**EXERCISE AIM**
Output the lines that follow exactly as they are.

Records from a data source
— begin —

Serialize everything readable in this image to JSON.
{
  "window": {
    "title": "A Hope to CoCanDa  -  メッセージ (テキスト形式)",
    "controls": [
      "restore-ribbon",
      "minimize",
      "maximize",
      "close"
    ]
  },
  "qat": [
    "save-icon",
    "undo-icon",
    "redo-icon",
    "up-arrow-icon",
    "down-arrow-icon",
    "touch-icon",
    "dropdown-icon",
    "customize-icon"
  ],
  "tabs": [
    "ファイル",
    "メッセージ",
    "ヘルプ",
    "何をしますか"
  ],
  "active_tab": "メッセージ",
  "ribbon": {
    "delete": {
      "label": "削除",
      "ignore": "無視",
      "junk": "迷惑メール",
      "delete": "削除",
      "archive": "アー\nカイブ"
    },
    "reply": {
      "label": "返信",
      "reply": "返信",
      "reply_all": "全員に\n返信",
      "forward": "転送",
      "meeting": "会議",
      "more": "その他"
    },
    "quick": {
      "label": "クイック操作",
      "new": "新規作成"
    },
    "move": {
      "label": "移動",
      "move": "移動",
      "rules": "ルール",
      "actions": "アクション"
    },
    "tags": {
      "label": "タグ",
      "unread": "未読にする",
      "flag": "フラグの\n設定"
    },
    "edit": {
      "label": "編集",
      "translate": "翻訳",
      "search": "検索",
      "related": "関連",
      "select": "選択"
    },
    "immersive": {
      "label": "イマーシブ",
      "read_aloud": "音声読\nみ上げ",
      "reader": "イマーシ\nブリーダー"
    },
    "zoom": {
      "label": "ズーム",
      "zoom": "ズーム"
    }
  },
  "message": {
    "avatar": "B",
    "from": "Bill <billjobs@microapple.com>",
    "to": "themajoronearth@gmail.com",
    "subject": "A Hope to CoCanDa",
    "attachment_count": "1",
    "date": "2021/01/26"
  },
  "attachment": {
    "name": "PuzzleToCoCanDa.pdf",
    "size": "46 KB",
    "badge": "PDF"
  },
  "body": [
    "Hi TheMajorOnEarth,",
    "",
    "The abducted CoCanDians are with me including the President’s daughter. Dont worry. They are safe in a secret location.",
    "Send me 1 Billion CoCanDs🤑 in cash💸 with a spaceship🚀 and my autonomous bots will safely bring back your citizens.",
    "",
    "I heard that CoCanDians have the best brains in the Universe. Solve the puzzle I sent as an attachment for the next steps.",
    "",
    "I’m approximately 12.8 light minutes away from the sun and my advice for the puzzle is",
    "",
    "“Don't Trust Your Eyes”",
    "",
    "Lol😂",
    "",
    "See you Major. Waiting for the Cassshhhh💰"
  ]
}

— end —

**ANSWER BELOW**
Serialize everything readable in this image to JSON.
{
  "window": {
    "title": "A Hope to CoCanDa  -  メッセージ (テキスト形式)",
    "controls": [
      "restore-ribbon",
      "minimize",
      "maximize",
      "close"
    ]
  },
  "qat": [
    "save-icon",
    "undo-icon",
    "redo-icon",
    "up-arrow-icon",
    "down-arrow-icon",
    "touch-icon",
    "dropdown-icon",
    "customize-icon"
  ],
  "tabs": [
    "ファイル",
    "メッセージ",
    "ヘルプ",
    "何をしますか"
  ],
  "active_tab": "メッセージ",
  "ribbon": {
    "delete": {
      "label": "削除",
      "ignore": "無視",
      "junk": "迷惑メール",
      "delete": "削除",
      "archive": "アー\nカイブ"
    },
    "reply": {
      "label": "返信",
      "reply": "返信",
      "reply_all": "全員に\n返信",
      "forward": "転送",
      "meeting": "会議",
      "more": "その他"
    },
    "quick": {
      "label": "クイック操作",
      "new": "新規作成"
    },
    "move": {
      "label": "移動",
      "move": "移動",
      "rules": "ルール",
      "actions": "アクション"
    },
    "tags": {
      "label": "タグ",
      "unread": "未読にする",
      "flag": "フラグの\n設定"
    },
    "edit": {
      "label": "編集",
      "translate": "翻訳",
      "search": "検索",
      "related": "関連",
      "select": "選択"
    },
    "immersive": {
      "label": "イマーシブ",
      "read_aloud": "音声読\nみ上げ",
      "reader": "イマーシ\nブリーダー"
    },
    "zoom": {
      "label": "ズーム",
      "zoom": "ズーム"
    }
  },
  "message": {
    "avatar": "B",
    "from": "Bill <billjobs@microapple.com>",
    "to": "themajoronearth@gmail.com",
    "subject": "A Hope to CoCanDa",
    "attachment_count": "1",
    "date": "2021/01/26"
  },
  "attachment": {
    "name": "PuzzleToCoCanDa.pdf",
    "size": "46 KB",
    "badge": "PDF"
  },
  "body": [
    "Hi TheMajorOnEarth,",
    "",
    "The abducted CoCanDians are with me including the President’s daughter. Dont worry. They are safe in a secret location.",
    "Send me 1 Billion CoCanDs🤑 in cash💸 with a spaceship🚀 and my autonomous bots will safely bring back your citizens.",
    "",
    "I heard that CoCanDians have the best brains in the Universe. Solve the puzzle I sent as an attachment for the next steps.",
    "",
    "I’m approximately 12.8 light minutes away from the sun and my advice for the puzzle is",
    "",
    "“Don't Trust Your Eyes”",
    "",
    "Lol😂",
    "",
    "See you Major. Waiting for the Cassshhhh💰"
  ]
}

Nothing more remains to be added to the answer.